Set out every line bearing the string "Ordinati".
========
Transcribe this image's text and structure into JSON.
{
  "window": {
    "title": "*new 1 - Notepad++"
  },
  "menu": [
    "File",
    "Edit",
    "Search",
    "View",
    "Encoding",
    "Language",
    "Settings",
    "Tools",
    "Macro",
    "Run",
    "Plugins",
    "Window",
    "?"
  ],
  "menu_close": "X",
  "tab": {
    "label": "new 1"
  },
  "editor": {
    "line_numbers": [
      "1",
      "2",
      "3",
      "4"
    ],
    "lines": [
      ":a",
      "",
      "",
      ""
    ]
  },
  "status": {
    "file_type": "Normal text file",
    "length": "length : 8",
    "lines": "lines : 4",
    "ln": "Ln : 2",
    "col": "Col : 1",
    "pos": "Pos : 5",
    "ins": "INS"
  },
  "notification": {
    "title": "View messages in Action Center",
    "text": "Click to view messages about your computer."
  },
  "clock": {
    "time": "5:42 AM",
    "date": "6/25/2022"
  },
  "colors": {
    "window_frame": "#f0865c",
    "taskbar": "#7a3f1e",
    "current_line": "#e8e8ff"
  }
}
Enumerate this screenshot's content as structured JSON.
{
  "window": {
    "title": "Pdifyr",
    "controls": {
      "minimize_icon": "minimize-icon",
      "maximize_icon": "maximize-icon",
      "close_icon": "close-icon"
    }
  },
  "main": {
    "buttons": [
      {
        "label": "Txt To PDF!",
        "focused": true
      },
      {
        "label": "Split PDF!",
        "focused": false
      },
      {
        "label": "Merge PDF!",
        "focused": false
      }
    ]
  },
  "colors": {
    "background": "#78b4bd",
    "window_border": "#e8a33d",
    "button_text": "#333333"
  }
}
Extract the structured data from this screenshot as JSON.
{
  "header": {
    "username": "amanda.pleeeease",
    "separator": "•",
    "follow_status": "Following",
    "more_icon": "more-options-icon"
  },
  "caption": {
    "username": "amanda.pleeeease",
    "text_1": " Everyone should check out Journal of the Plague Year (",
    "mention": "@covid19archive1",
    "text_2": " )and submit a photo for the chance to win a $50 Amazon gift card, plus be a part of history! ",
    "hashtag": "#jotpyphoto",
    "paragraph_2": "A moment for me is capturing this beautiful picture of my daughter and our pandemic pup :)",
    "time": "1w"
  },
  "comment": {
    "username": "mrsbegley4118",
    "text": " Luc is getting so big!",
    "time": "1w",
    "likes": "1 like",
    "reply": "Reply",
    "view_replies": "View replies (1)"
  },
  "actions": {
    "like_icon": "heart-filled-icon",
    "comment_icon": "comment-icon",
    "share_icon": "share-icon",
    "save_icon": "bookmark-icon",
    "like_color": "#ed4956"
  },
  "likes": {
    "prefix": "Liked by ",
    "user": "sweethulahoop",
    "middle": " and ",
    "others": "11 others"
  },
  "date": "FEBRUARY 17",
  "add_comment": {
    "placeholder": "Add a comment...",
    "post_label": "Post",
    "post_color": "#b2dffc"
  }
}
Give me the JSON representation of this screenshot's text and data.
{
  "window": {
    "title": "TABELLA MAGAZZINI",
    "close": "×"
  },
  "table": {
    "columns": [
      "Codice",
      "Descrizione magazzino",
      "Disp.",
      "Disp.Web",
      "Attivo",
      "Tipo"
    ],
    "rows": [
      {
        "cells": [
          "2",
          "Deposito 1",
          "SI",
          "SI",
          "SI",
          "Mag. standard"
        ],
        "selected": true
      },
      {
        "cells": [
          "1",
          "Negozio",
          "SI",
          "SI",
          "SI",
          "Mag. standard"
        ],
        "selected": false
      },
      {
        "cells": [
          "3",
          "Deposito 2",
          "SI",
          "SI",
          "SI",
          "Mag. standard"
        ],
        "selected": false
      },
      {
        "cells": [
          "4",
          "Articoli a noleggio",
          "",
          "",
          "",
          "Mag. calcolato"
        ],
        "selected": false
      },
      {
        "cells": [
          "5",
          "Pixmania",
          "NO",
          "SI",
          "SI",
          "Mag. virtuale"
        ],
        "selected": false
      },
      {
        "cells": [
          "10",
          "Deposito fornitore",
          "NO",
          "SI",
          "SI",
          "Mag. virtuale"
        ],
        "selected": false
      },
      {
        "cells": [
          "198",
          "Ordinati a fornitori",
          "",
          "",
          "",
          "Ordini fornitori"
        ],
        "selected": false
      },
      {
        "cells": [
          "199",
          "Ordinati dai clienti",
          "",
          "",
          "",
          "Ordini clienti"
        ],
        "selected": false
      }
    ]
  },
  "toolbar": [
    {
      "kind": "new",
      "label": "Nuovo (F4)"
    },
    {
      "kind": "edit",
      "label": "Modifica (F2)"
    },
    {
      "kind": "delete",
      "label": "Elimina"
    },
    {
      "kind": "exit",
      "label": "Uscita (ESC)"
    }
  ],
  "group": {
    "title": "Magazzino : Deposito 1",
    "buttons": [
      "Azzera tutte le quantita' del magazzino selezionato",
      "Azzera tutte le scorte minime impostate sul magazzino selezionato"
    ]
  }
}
========
» **Exercise answer**
          "Ordinati a fornitori",
          "Ordinati dai clienti",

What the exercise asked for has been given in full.